-- begin --
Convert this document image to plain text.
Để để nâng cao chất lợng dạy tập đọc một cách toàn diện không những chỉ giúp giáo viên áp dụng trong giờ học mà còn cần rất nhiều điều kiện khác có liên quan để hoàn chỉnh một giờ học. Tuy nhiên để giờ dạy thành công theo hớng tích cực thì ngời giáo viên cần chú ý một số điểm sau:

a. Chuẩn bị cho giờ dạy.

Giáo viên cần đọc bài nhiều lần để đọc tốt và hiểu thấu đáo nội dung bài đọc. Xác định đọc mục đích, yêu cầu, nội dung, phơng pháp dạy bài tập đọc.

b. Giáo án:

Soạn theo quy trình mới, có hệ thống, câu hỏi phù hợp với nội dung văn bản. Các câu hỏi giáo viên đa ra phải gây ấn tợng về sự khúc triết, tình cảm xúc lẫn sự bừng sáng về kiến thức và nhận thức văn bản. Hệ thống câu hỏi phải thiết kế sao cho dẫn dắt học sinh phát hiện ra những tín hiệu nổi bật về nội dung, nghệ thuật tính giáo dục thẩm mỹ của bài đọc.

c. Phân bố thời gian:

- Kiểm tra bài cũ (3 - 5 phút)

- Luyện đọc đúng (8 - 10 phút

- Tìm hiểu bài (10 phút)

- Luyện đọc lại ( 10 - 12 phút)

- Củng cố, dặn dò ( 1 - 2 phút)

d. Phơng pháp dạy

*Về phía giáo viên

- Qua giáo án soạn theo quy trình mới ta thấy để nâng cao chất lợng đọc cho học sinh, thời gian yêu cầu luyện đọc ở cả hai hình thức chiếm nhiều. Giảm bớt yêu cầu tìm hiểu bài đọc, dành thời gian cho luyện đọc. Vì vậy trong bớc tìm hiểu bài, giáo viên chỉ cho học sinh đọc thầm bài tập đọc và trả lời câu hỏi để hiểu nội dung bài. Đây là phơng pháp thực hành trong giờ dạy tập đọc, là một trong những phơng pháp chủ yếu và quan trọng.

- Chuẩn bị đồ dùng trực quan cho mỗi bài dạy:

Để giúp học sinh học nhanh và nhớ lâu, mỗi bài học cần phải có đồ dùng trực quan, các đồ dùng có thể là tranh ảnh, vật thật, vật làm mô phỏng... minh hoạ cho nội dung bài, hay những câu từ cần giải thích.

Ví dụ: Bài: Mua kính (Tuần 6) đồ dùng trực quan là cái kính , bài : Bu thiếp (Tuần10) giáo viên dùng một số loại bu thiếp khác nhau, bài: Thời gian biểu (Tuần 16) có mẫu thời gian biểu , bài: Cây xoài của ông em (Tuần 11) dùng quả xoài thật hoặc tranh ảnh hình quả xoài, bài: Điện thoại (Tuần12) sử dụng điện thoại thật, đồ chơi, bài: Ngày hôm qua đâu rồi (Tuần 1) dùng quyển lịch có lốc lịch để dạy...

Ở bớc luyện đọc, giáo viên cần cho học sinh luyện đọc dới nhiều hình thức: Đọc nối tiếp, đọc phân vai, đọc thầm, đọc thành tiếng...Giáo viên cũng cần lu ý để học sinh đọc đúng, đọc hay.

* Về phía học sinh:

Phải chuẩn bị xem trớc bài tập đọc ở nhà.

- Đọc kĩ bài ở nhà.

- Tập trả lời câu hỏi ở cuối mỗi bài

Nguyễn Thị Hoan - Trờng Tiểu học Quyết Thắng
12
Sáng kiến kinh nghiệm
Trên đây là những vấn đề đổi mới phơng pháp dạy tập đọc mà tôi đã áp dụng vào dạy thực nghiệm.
-- end --
-- begin --
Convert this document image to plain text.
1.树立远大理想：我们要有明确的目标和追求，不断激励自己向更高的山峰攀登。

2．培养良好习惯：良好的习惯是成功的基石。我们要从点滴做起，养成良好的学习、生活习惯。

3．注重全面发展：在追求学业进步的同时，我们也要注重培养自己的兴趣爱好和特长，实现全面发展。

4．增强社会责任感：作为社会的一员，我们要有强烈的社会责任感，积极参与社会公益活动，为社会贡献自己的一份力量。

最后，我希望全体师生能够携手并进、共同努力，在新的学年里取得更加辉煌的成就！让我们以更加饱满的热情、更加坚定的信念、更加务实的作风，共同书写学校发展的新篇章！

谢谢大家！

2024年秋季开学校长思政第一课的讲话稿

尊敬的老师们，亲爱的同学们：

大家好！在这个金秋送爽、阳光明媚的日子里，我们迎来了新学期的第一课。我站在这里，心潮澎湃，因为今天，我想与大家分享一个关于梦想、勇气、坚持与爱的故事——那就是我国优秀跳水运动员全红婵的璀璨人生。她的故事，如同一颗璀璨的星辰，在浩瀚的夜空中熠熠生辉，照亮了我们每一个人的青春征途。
-- end --
:: TASK PROMPT ::
Pull out and copy each line containing the string "nghiệm".

:: FINAL ANSWER ::
Sáng kiến kinh nghiệm
Trên đây là những vấn đề đổi mới phơng pháp dạy tập đọc mà tôi đã áp dụng vào dạy thực nghiệm.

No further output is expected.